Given exercise: Can all of these lines be returned exactly?

-*-*-

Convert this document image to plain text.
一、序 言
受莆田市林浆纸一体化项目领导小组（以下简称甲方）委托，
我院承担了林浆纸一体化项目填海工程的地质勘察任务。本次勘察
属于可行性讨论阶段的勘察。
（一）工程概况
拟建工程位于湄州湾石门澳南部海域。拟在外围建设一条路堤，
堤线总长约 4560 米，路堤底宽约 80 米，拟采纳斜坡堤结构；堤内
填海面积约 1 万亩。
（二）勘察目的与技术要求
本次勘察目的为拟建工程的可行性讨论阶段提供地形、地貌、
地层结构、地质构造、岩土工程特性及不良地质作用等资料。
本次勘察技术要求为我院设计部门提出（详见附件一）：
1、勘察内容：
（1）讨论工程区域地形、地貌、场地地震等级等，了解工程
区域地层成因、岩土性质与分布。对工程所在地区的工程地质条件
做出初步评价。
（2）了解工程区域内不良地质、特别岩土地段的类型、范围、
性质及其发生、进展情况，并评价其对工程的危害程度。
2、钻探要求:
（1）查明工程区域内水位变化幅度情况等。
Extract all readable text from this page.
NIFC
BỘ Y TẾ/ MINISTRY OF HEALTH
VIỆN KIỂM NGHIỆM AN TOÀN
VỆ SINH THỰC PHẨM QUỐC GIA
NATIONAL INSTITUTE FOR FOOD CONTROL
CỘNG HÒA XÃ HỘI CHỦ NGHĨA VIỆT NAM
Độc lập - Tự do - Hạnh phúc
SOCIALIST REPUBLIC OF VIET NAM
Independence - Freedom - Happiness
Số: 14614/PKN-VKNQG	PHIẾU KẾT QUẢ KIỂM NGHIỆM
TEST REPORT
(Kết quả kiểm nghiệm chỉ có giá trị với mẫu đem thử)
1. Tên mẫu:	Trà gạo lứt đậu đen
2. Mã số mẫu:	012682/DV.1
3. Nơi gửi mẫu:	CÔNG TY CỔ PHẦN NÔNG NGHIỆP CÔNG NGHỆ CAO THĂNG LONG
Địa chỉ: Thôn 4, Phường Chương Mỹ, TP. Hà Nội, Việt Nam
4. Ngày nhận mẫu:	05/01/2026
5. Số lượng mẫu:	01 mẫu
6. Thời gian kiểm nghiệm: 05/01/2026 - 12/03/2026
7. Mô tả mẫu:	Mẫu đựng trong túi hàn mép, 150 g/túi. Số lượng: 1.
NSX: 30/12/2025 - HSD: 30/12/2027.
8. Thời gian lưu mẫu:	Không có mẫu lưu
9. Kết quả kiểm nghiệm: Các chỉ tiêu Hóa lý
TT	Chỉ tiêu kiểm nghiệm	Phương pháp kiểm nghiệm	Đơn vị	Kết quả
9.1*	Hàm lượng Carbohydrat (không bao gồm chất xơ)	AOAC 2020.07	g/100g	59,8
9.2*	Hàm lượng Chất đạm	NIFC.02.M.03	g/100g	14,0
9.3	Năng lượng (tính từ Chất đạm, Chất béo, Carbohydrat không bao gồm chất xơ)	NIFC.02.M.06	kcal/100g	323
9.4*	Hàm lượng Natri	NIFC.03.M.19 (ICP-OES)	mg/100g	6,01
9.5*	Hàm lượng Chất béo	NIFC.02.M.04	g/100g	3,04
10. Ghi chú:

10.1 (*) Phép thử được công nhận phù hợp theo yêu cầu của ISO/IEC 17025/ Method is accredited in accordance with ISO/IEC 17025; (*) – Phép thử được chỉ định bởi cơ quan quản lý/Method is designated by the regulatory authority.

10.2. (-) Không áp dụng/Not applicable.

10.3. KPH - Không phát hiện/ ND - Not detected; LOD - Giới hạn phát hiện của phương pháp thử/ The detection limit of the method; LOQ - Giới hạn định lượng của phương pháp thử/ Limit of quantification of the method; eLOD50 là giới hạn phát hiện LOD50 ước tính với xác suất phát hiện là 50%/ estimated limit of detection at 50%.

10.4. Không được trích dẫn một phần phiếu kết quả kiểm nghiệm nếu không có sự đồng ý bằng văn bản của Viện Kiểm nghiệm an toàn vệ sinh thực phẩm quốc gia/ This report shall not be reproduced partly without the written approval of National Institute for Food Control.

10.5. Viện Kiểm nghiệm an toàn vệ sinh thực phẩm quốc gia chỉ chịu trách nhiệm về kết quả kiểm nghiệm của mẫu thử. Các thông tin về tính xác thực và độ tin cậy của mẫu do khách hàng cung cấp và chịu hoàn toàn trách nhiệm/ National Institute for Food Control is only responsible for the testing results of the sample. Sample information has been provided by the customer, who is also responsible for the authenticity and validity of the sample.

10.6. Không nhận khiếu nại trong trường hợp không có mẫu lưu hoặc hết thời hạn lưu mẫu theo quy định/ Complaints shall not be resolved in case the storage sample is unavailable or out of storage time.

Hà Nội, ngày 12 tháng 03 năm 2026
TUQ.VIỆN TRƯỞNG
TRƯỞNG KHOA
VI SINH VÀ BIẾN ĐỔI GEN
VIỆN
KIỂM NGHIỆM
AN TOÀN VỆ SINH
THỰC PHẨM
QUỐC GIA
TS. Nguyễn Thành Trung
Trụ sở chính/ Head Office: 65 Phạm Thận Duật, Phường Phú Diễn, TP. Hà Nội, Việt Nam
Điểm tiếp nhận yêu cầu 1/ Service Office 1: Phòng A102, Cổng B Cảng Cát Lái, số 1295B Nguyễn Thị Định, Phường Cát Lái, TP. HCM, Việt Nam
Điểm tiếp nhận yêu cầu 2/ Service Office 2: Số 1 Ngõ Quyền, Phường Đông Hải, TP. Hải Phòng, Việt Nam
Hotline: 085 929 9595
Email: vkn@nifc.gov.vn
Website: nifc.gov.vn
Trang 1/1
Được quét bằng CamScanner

-*-*-

Correct result:
Convert this document image to plain text.
一、序 言
受莆田市林浆纸一体化项目领导小组（以下简称甲方）委托，
我院承担了林浆纸一体化项目填海工程的地质勘察任务。本次勘察
属于可行性讨论阶段的勘察。
（一）工程概况
拟建工程位于湄州湾石门澳南部海域。拟在外围建设一条路堤，
堤线总长约 4560 米，路堤底宽约 80 米，拟采纳斜坡堤结构；堤内
填海面积约 1 万亩。
（二）勘察目的与技术要求
本次勘察目的为拟建工程的可行性讨论阶段提供地形、地貌、
地层结构、地质构造、岩土工程特性及不良地质作用等资料。
本次勘察技术要求为我院设计部门提出（详见附件一）：
1、勘察内容：
（1）讨论工程区域地形、地貌、场地地震等级等，了解工程
区域地层成因、岩土性质与分布。对工程所在地区的工程地质条件
做出初步评价。
（2）了解工程区域内不良地质、特别岩土地段的类型、范围、
性质及其发生、进展情况，并评价其对工程的危害程度。
2、钻探要求:
（1）查明工程区域内水位变化幅度情况等。
Extract all readable text from this page.
NIFC
BỘ Y TẾ/ MINISTRY OF HEALTH
VIỆN KIỂM NGHIỆM AN TOÀN
VỆ SINH THỰC PHẨM QUỐC GIA
NATIONAL INSTITUTE FOR FOOD CONTROL
CỘNG HÒA XÃ HỘI CHỦ NGHĨA VIỆT NAM
Độc lập - Tự do - Hạnh phúc
SOCIALIST REPUBLIC OF VIET NAM
Independence - Freedom - Happiness
Số: 14614/PKN-VKNQG	PHIẾU KẾT QUẢ KIỂM NGHIỆM
TEST REPORT
(Kết quả kiểm nghiệm chỉ có giá trị với mẫu đem thử)
1. Tên mẫu:	Trà gạo lứt đậu đen
2. Mã số mẫu:	012682/DV.1
3. Nơi gửi mẫu:	CÔNG TY CỔ PHẦN NÔNG NGHIỆP CÔNG NGHỆ CAO THĂNG LONG
Địa chỉ: Thôn 4, Phường Chương Mỹ, TP. Hà Nội, Việt Nam
4. Ngày nhận mẫu:	05/01/2026
5. Số lượng mẫu:	01 mẫu
6. Thời gian kiểm nghiệm: 05/01/2026 - 12/03/2026
7. Mô tả mẫu:	Mẫu đựng trong túi hàn mép, 150 g/túi. Số lượng: 1.
NSX: 30/12/2025 - HSD: 30/12/2027.
8. Thời gian lưu mẫu:	Không có mẫu lưu
9. Kết quả kiểm nghiệm: Các chỉ tiêu Hóa lý
TT	Chỉ tiêu kiểm nghiệm	Phương pháp kiểm nghiệm	Đơn vị	Kết quả
9.1*	Hàm lượng Carbohydrat (không bao gồm chất xơ)	AOAC 2020.07	g/100g	59,8
9.2*	Hàm lượng Chất đạm	NIFC.02.M.03	g/100g	14,0
9.3	Năng lượng (tính từ Chất đạm, Chất béo, Carbohydrat không bao gồm chất xơ)	NIFC.02.M.06	kcal/100g	323
9.4*	Hàm lượng Natri	NIFC.03.M.19 (ICP-OES)	mg/100g	6,01
9.5*	Hàm lượng Chất béo	NIFC.02.M.04	g/100g	3,04
10. Ghi chú:

10.1 (*) Phép thử được công nhận phù hợp theo yêu cầu của ISO/IEC 17025/ Method is accredited in accordance with ISO/IEC 17025; (*) – Phép thử được chỉ định bởi cơ quan quản lý/Method is designated by the regulatory authority.

10.2. (-) Không áp dụng/Not applicable.

10.3. KPH - Không phát hiện/ ND - Not detected; LOD - Giới hạn phát hiện của phương pháp thử/ The detection limit of the method; LOQ - Giới hạn định lượng của phương pháp thử/ Limit of quantification of the method; eLOD50 là giới hạn phát hiện LOD50 ước tính với xác suất phát hiện là 50%/ estimated limit of detection at 50%.

10.4. Không được trích dẫn một phần phiếu kết quả kiểm nghiệm nếu không có sự đồng ý bằng văn bản của Viện Kiểm nghiệm an toàn vệ sinh thực phẩm quốc gia/ This report shall not be reproduced partly without the written approval of National Institute for Food Control.

10.5. Viện Kiểm nghiệm an toàn vệ sinh thực phẩm quốc gia chỉ chịu trách nhiệm về kết quả kiểm nghiệm của mẫu thử. Các thông tin về tính xác thực và độ tin cậy của mẫu do khách hàng cung cấp và chịu hoàn toàn trách nhiệm/ National Institute for Food Control is only responsible for the testing results of the sample. Sample information has been provided by the customer, who is also responsible for the authenticity and validity of the sample.

10.6. Không nhận khiếu nại trong trường hợp không có mẫu lưu hoặc hết thời hạn lưu mẫu theo quy định/ Complaints shall not be resolved in case the storage sample is unavailable or out of storage time.

Hà Nội, ngày 12 tháng 03 năm 2026
TUQ.VIỆN TRƯỞNG
TRƯỞNG KHOA
VI SINH VÀ BIẾN ĐỔI GEN
VIỆN
KIỂM NGHIỆM
AN TOÀN VỆ SINH
THỰC PHẨM
QUỐC GIA
TS. Nguyễn Thành Trung
Trụ sở chính/ Head Office: 65 Phạm Thận Duật, Phường Phú Diễn, TP. Hà Nội, Việt Nam
Điểm tiếp nhận yêu cầu 1/ Service Office 1: Phòng A102, Cổng B Cảng Cát Lái, số 1295B Nguyễn Thị Định, Phường Cát Lái, TP. HCM, Việt Nam
Điểm tiếp nhận yêu cầu 2/ Service Office 2: Số 1 Ngõ Quyền, Phường Đông Hải, TP. Hải Phòng, Việt Nam
Hotline: 085 929 9595
Email: vkn@nifc.gov.vn
Website: nifc.gov.vn
Trang 1/1
Được quét bằng CamScanner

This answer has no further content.